***** Given entries *****
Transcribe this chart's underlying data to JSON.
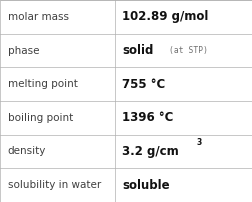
{
  "rows": [
    {
      "label": "molar mass",
      "main": "102.89 g/mol",
      "sup": null,
      "small": null
    },
    {
      "label": "phase",
      "main": "solid",
      "sup": null,
      "small": "(at STP)"
    },
    {
      "label": "melting point",
      "main": "755 °C",
      "sup": null,
      "small": null
    },
    {
      "label": "boiling point",
      "main": "1396 °C",
      "sup": null,
      "small": null
    },
    {
      "label": "density",
      "main": "3.2 g/cm",
      "sup": "3",
      "small": null
    },
    {
      "label": "solubility in water",
      "main": "soluble",
      "sup": null,
      "small": null
    }
  ],
  "col_split": 0.455,
  "bg_color": "#ffffff",
  "border_color": "#b0b0b0",
  "label_color": "#404040",
  "value_color": "#111111",
  "small_color": "#707070",
  "label_fontsize": 7.5,
  "value_fontsize": 8.5,
  "small_fontsize": 5.8,
  "sup_fontsize": 5.5
}
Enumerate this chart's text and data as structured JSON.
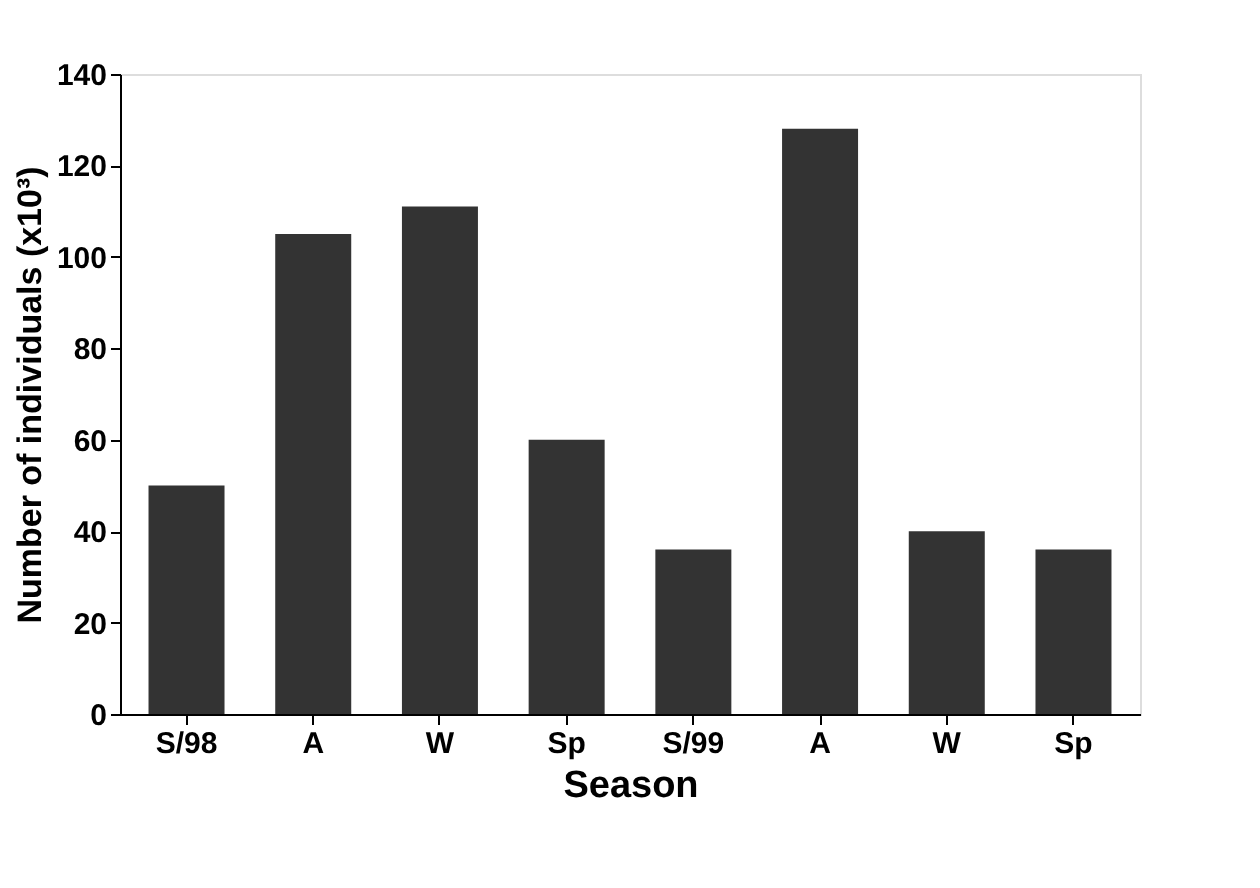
{
  "chart_data": {
    "type": "bar",
    "xlabel": "Season",
    "ylabel": "Number of individuals (x10³)",
    "categories": [
      "S/98",
      "A",
      "W",
      "Sp",
      "S/99",
      "A",
      "W",
      "Sp"
    ],
    "values": [
      50,
      105,
      111,
      60,
      36,
      128,
      40,
      36
    ],
    "color": "#333333",
    "ylim": [
      0,
      140
    ],
    "yticks": [
      0,
      20,
      40,
      60,
      80,
      100,
      120,
      140
    ],
    "grid": false
  }
}
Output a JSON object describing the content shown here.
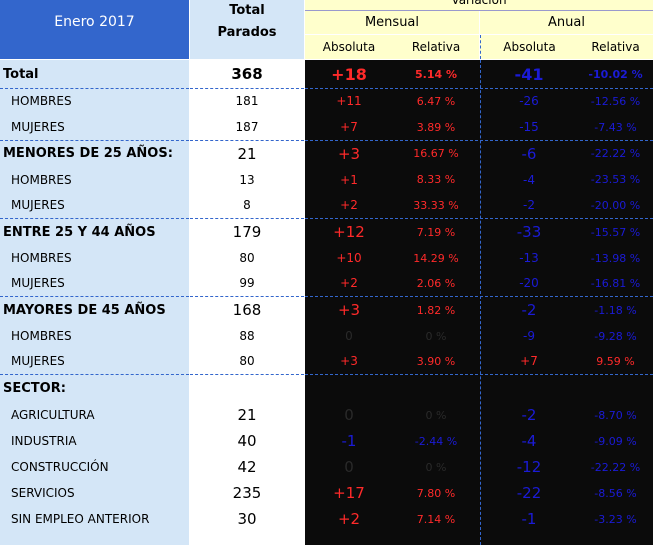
{
  "header": {
    "title": "Enero 2017",
    "total_label_line1": "Total",
    "total_label_line2": "Parados",
    "variacion": "Variación",
    "mensual": "Mensual",
    "anual": "Anual",
    "absoluta": "Absoluta",
    "relativa": "Relativa"
  },
  "rows": [
    {
      "label": "Total",
      "total": "368",
      "m_abs": "+18",
      "m_rel": "5.14 %",
      "a_abs": "-41",
      "a_rel": "-10.02 %"
    },
    {
      "label": "HOMBRES",
      "total": "181",
      "m_abs": "+11",
      "m_rel": "6.47 %",
      "a_abs": "-26",
      "a_rel": "-12.56 %"
    },
    {
      "label": "MUJERES",
      "total": "187",
      "m_abs": "+7",
      "m_rel": "3.89 %",
      "a_abs": "-15",
      "a_rel": "-7.43 %"
    },
    {
      "label": "MENORES DE 25 AÑOS:",
      "total": "21",
      "m_abs": "+3",
      "m_rel": "16.67 %",
      "a_abs": "-6",
      "a_rel": "-22.22 %"
    },
    {
      "label": "HOMBRES",
      "total": "13",
      "m_abs": "+1",
      "m_rel": "8.33 %",
      "a_abs": "-4",
      "a_rel": "-23.53 %"
    },
    {
      "label": "MUJERES",
      "total": "8",
      "m_abs": "+2",
      "m_rel": "33.33 %",
      "a_abs": "-2",
      "a_rel": "-20.00 %"
    },
    {
      "label": "ENTRE 25 Y 44 AÑOS",
      "total": "179",
      "m_abs": "+12",
      "m_rel": "7.19 %",
      "a_abs": "-33",
      "a_rel": "-15.57 %"
    },
    {
      "label": "HOMBRES",
      "total": "80",
      "m_abs": "+10",
      "m_rel": "14.29 %",
      "a_abs": "-13",
      "a_rel": "-13.98 %"
    },
    {
      "label": "MUJERES",
      "total": "99",
      "m_abs": "+2",
      "m_rel": "2.06 %",
      "a_abs": "-20",
      "a_rel": "-16.81 %"
    },
    {
      "label": "MAYORES DE 45 AÑOS",
      "total": "168",
      "m_abs": "+3",
      "m_rel": "1.82 %",
      "a_abs": "-2",
      "a_rel": "-1.18 %"
    },
    {
      "label": "HOMBRES",
      "total": "88",
      "m_abs": "0",
      "m_rel": "0 %",
      "a_abs": "-9",
      "a_rel": "-9.28 %"
    },
    {
      "label": "MUJERES",
      "total": "80",
      "m_abs": "+3",
      "m_rel": "3.90 %",
      "a_abs": "+7",
      "a_rel": "9.59 %"
    },
    {
      "label": "SECTOR:",
      "total": "",
      "m_abs": "",
      "m_rel": "",
      "a_abs": "",
      "a_rel": ""
    },
    {
      "label": "AGRICULTURA",
      "total": "21",
      "m_abs": "0",
      "m_rel": "0 %",
      "a_abs": "-2",
      "a_rel": "-8.70 %"
    },
    {
      "label": "INDUSTRIA",
      "total": "40",
      "m_abs": "-1",
      "m_rel": "-2.44 %",
      "a_abs": "-4",
      "a_rel": "-9.09 %"
    },
    {
      "label": "CONSTRUCCIÓN",
      "total": "42",
      "m_abs": "0",
      "m_rel": "0 %",
      "a_abs": "-12",
      "a_rel": "-22.22 %"
    },
    {
      "label": "SERVICIOS",
      "total": "235",
      "m_abs": "+17",
      "m_rel": "7.80 %",
      "a_abs": "-22",
      "a_rel": "-8.56 %"
    },
    {
      "label": "SIN EMPLEO ANTERIOR",
      "total": "30",
      "m_abs": "+2",
      "m_rel": "7.14 %",
      "a_abs": "-1",
      "a_rel": "-3.23 %"
    }
  ],
  "colors": {
    "header_blue": "#3366cc",
    "label_bg": "#d4e6f7",
    "header_yellow": "#ffffcc",
    "positive": "#ff2a2a",
    "negative": "#1b1bd6"
  }
}
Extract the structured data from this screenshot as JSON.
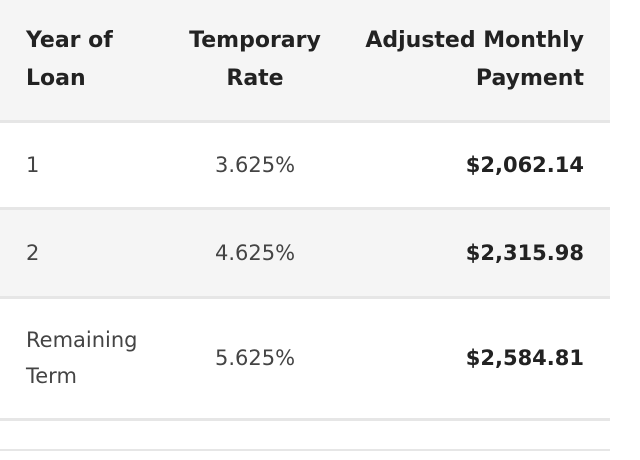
{
  "table": {
    "headers": {
      "year_line1": "Year of",
      "year_line2": "Loan",
      "rate_line1": "Temporary",
      "rate_line2": "Rate",
      "payment_line1": "Adjusted Monthly",
      "payment_line2": "Payment"
    },
    "rows": [
      {
        "year_line1": "1",
        "year_line2": "",
        "rate": "3.625%",
        "payment": "$2,062.14"
      },
      {
        "year_line1": "2",
        "year_line2": "",
        "rate": "4.625%",
        "payment": "$2,315.98"
      },
      {
        "year_line1": "Remaining",
        "year_line2": "Term",
        "rate": "5.625%",
        "payment": "$2,584.81"
      }
    ]
  }
}
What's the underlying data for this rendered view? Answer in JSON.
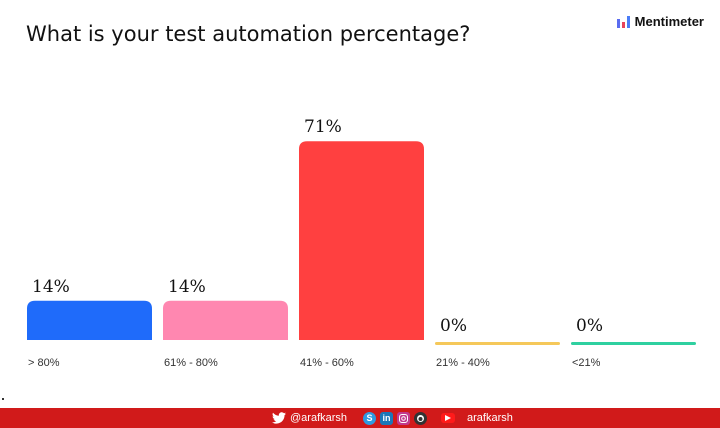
{
  "header": {
    "brand": "Mentimeter",
    "brand_bar_colors": [
      "#5a6cf0",
      "#e8445a",
      "#4a7cf7"
    ]
  },
  "chart_data": {
    "type": "bar",
    "title": "What is your test automation percentage?",
    "categories": [
      "> 80%",
      "61% - 80%",
      "41% - 60%",
      "21% - 40%",
      "<21%"
    ],
    "values": [
      14,
      14,
      71,
      0,
      0
    ],
    "value_labels": [
      "14%",
      "14%",
      "71%",
      "0%",
      "0%"
    ],
    "colors": [
      "#1f6bfa",
      "#ff87b0",
      "#ff4040",
      "#f5c85a",
      "#2fd0a0"
    ],
    "ylim": [
      0,
      100
    ],
    "grid": false,
    "legend": "none"
  },
  "footer": {
    "twitter_icon": "twitter-icon",
    "handle_left": "@arafkarsh",
    "social_icons": [
      "skype-icon",
      "linkedin-icon",
      "instagram-icon",
      "github-icon"
    ],
    "linkedin_text": "in",
    "skype_text": "S",
    "youtube_icon": "youtube-icon",
    "handle_right": "arafkarsh",
    "bar_color": "#d11a1a"
  }
}
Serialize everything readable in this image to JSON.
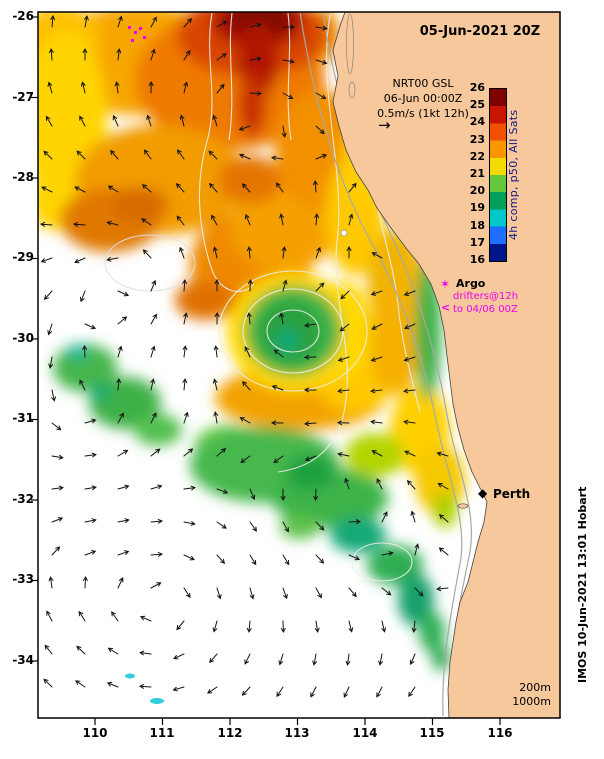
{
  "frame": {
    "title": "05-Jun-2021 20Z"
  },
  "legend": {
    "line1": "NRT00 GSL",
    "line2": "06-Jun 00:00Z",
    "line3": "0.5m/s (1kt 12h)",
    "arrow_glyph": "→"
  },
  "colorbar": {
    "label": "4h comp, p50, All Sats",
    "ticks": [
      "26",
      "25",
      "24",
      "23",
      "22",
      "21",
      "20",
      "19",
      "18",
      "17",
      "16"
    ],
    "colors": [
      "#7f0000",
      "#c81400",
      "#f05000",
      "#fa9600",
      "#f5dc00",
      "#64c83c",
      "#00a05a",
      "#00c8c8",
      "#1e6eff",
      "#00148c"
    ]
  },
  "overlays": {
    "argo_symbol": "✶",
    "argo_label": "Argo",
    "drifters_line1": "drifters@12h",
    "drifter_symbol": "<",
    "drifters_line2": "to 04/06 00Z"
  },
  "city": {
    "symbol": "◆",
    "name": "Perth"
  },
  "depths": {
    "d200": "200m",
    "d1000": "1000m"
  },
  "watermark": "IMOS 10-Jun-2021 13:01 Hobart",
  "axes": {
    "x": [
      "110",
      "111",
      "112",
      "113",
      "114",
      "115",
      "116"
    ],
    "y": [
      "-26",
      "-27",
      "-28",
      "-29",
      "-30",
      "-31",
      "-32",
      "-33",
      "-34"
    ]
  },
  "colors": {
    "land": "#f6c89c",
    "magenta": "#f000f0",
    "colorbar_label_ink": "#14148c",
    "ocean": "#ffffff"
  }
}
*****
__What is needed__
Will you repeat the material above, but only from the line containing "Serialize everything readable" through its last line, exactly and without the pictures?

__Task output__
Serialize everything readable in this image to JSON.
{
  "frame": {
    "title": "05-Jun-2021 20Z"
  },
  "legend": {
    "line1": "NRT00 GSL",
    "line2": "06-Jun 00:00Z",
    "line3": "0.5m/s (1kt 12h)",
    "arrow_glyph": "→"
  },
  "colorbar": {
    "label": "4h comp, p50, All Sats",
    "ticks": [
      "26",
      "25",
      "24",
      "23",
      "22",
      "21",
      "20",
      "19",
      "18",
      "17",
      "16"
    ],
    "colors": [
      "#7f0000",
      "#c81400",
      "#f05000",
      "#fa9600",
      "#f5dc00",
      "#64c83c",
      "#00a05a",
      "#00c8c8",
      "#1e6eff",
      "#00148c"
    ]
  },
  "overlays": {
    "argo_symbol": "✶",
    "argo_label": "Argo",
    "drifters_line1": "drifters@12h",
    "drifter_symbol": "<",
    "drifters_line2": "to 04/06 00Z"
  },
  "city": {
    "symbol": "◆",
    "name": "Perth"
  },
  "depths": {
    "d200": "200m",
    "d1000": "1000m"
  },
  "watermark": "IMOS 10-Jun-2021 13:01 Hobart",
  "axes": {
    "x": [
      "110",
      "111",
      "112",
      "113",
      "114",
      "115",
      "116"
    ],
    "y": [
      "-26",
      "-27",
      "-28",
      "-29",
      "-30",
      "-31",
      "-32",
      "-33",
      "-34"
    ]
  },
  "colors": {
    "land": "#f6c89c",
    "magenta": "#f000f0",
    "colorbar_label_ink": "#14148c",
    "ocean": "#ffffff"
  }
}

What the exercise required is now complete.